# [Exercise directions]
Write out exactly the lines running from the one with "Read out every word on this page." to the end of the data, including both of those lines and excluding pictures.

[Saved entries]
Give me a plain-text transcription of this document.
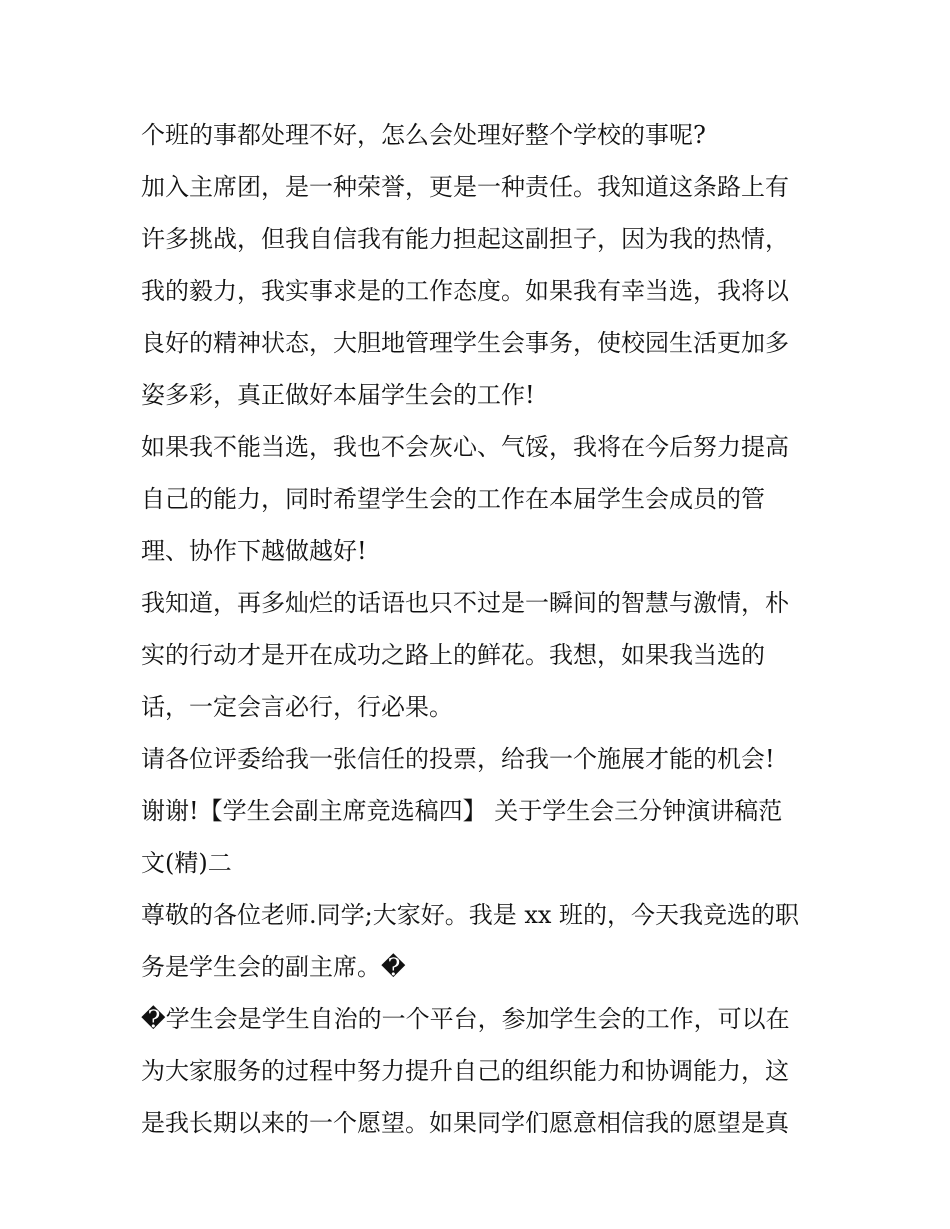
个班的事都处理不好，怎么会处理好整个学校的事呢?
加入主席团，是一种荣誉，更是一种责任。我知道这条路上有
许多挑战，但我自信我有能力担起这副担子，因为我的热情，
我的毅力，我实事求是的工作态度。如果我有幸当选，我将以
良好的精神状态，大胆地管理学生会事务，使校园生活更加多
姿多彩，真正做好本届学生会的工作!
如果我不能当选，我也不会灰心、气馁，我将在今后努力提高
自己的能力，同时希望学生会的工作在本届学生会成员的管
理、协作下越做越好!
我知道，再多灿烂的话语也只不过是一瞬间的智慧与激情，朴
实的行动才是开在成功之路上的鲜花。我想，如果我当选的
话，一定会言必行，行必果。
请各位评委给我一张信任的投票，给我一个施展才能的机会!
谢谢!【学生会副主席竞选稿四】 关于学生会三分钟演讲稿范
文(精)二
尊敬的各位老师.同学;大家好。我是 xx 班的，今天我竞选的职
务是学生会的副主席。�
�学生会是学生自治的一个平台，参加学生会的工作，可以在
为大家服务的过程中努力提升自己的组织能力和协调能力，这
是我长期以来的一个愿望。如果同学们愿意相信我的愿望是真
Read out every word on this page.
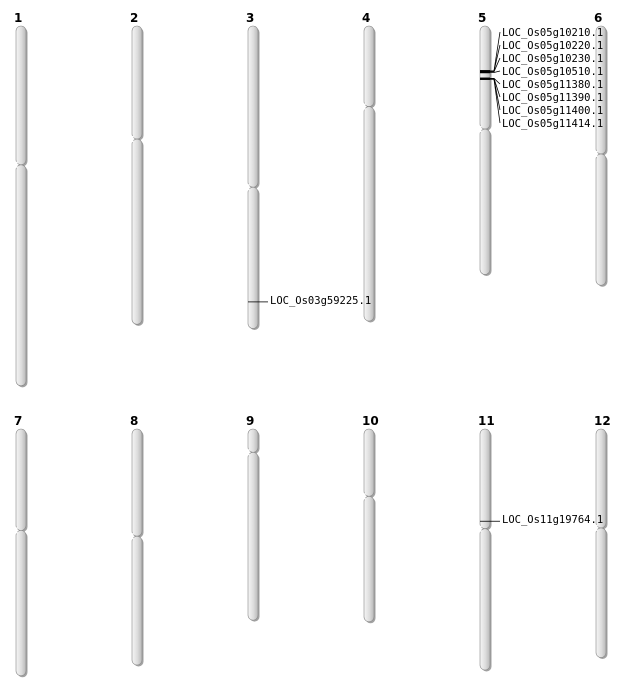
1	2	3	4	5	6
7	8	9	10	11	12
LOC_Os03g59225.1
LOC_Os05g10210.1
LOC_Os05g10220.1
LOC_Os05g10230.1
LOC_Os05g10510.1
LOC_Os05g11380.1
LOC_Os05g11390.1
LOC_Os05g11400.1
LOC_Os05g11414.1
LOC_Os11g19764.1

# [Exercise solution]
Read out every word on this page.
1	2	3	4	5	6
7	8	9	10	11	12
LOC_Os03g59225.1
LOC_Os05g10210.1
LOC_Os05g10220.1
LOC_Os05g10230.1
LOC_Os05g10510.1
LOC_Os05g11380.1
LOC_Os05g11390.1
LOC_Os05g11400.1
LOC_Os05g11414.1
LOC_Os11g19764.1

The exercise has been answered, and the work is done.